__Task prompt__: From the entries below, count the lines with "أخرجه". Write only the count.

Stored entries
-- start --

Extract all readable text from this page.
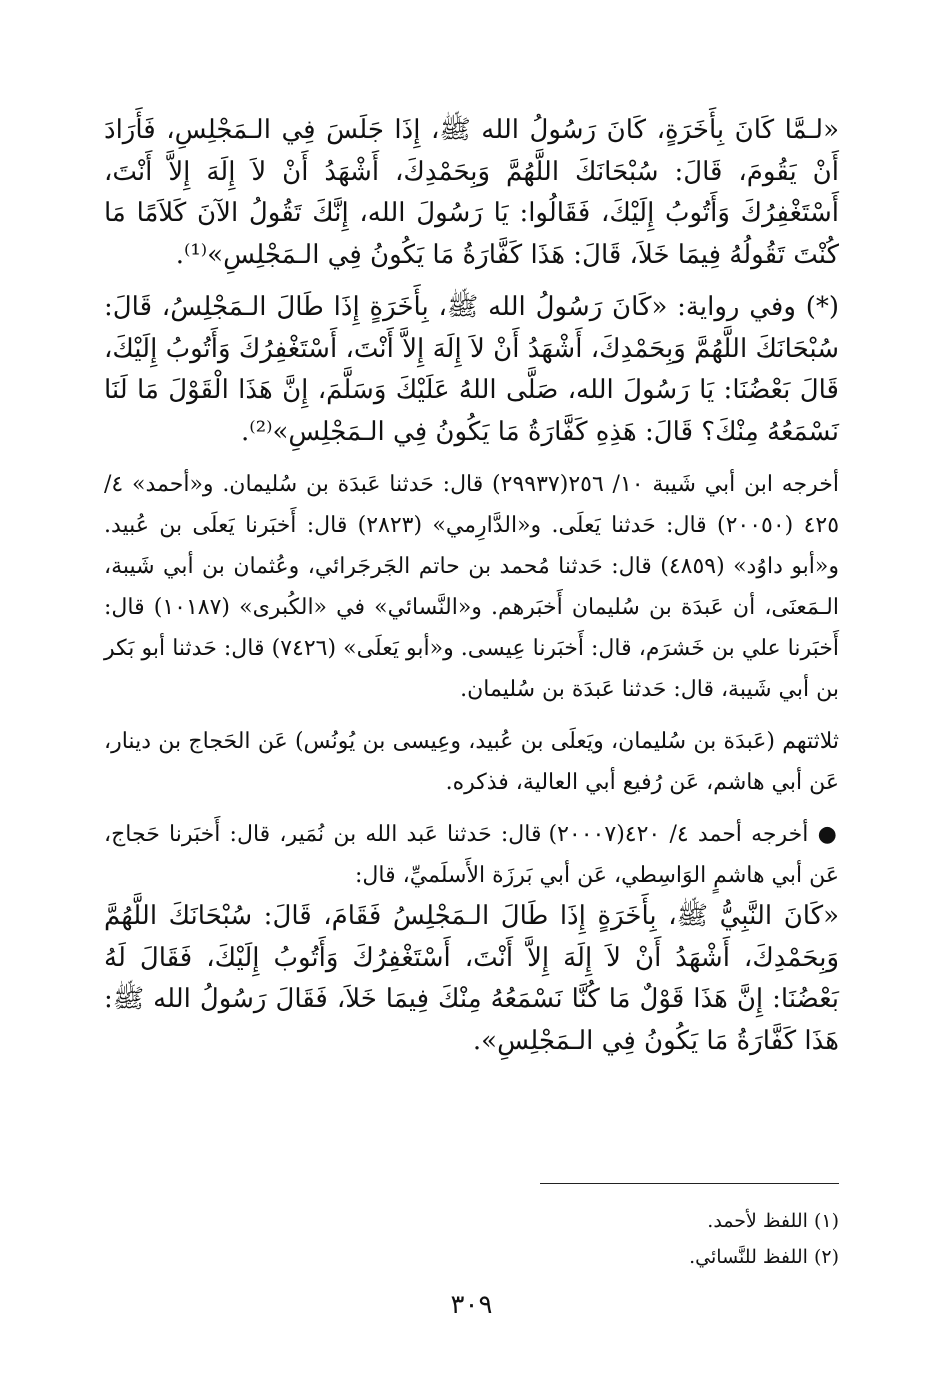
«لـمَّا كَانَ بِأَخَرَةٍ، كَانَ رَسُولُ الله ﷺ، إِذَا جَلَسَ فِي الـمَجْلِسِ، فَأَرَادَ أَنْ يَقُومَ، قَالَ: سُبْحَانَكَ اللَّهُمَّ وَبِحَمْدِكَ، أَشْهَدُ أَنْ لاَ إِلَهَ إِلاَّ أَنْتَ، أَسْتَغْفِرُكَ وَأَتُوبُ إِلَيْكَ، فَقَالُوا: يَا رَسُولَ الله، إِنَّكَ تَقُولُ الآنَ كَلاَمًا مَا كُنْتَ تَقُولُهُ فِيمَا خَلاَ، قَالَ: هَذَا كَفَّارَةُ مَا يَكُونُ فِي الـمَجْلِسِ»⁽¹⁾.

(*) وفي رواية: «كَانَ رَسُولُ الله ﷺ، بِأَخَرَةٍ إِذَا طَالَ الـمَجْلِسُ، قَالَ: سُبْحَانَكَ اللَّهُمَّ وَبِحَمْدِكَ، أَشْهَدُ أَنْ لاَ إِلَهَ إِلاَّ أَنْتَ، أَسْتَغْفِرُكَ وَأَتُوبُ إِلَيْكَ، قَالَ بَعْضُنَا: يَا رَسُولَ الله، صَلَّى اللهُ عَلَيْكَ وَسَلَّمَ، إِنَّ هَذَا الْقَوْلَ مَا لَنَا نَسْمَعُهُ مِنْكَ؟ قَالَ: هَذِهِ كَفَّارَةُ مَا يَكُونُ فِي الـمَجْلِسِ»⁽²⁾.

أخرجه ابن أبي شَيبة ١٠/ ٢٥٦(٢٩٩٣٧) قال: حَدثنا عَبدَة بن سُليمان. و«أحمد» ٤/ ٤٢٥ (٢٠٠٥٠) قال: حَدثنا يَعلَى. و«الدَّارِمي» (٢٨٢٣) قال: أَخبَرنا يَعلَى بن عُبيد. و«أبو داوُد» (٤٨٥٩) قال: حَدثنا مُحمد بن حاتم الجَرجَرائي، وعُثمان بن أبي شَيبة، الـمَعنَى، أن عَبدَة بن سُليمان أَخبَرهم. و«النَّسائي» في «الكُبرى» (١٠١٨٧) قال: أَخبَرنا علي بن خَشرَم، قال: أَخبَرنا عِيسى. و«أبو يَعلَى» (٧٤٢٦) قال: حَدثنا أبو بَكر بن أبي شَيبة، قال: حَدثنا عَبدَة بن سُليمان.

ثلاثتهم (عَبدَة بن سُليمان، ويَعلَى بن عُبيد، وعِيسى بن يُونُس) عَن الحَجاج بن دينار، عَن أبي هاشم، عَن رُفيع أبي العالية، فذكره.

● أخرجه أحمد ٤/ ٤٢٠(٢٠٠٠٧) قال: حَدثنا عَبد الله بن نُمَير، قال: أَخبَرنا حَجاج، عَن أبي هاشمٍ الوَاسِطي، عَن أبي بَرزَة الأَسلَميِّ، قال:

«كَانَ النَّبِيُّ ﷺ، بِأَخَرَةٍ إِذَا طَالَ الـمَجْلِسُ فَقَامَ، قَالَ: سُبْحَانَكَ اللَّهُمَّ وَبِحَمْدِكَ، أَشْهَدُ أَنْ لاَ إِلَهَ إِلاَّ أَنْتَ، أَسْتَغْفِرُكَ وَأَتُوبُ إِلَيْكَ، فَقَالَ لَهُ بَعْضُنَا: إِنَّ هَذَا قَوْلٌ مَا كُنَّا نَسْمَعُهُ مِنْكَ فِيمَا خَلاَ، فَقَالَ رَسُولُ الله ﷺ: هَذَا كَفَّارَةُ مَا يَكُونُ فِي الـمَجْلِسِ».

(١) اللفظ لأحمد.

(٢) اللفظ للنَّسائي.

٣٠٩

-- end --

__Result__: 2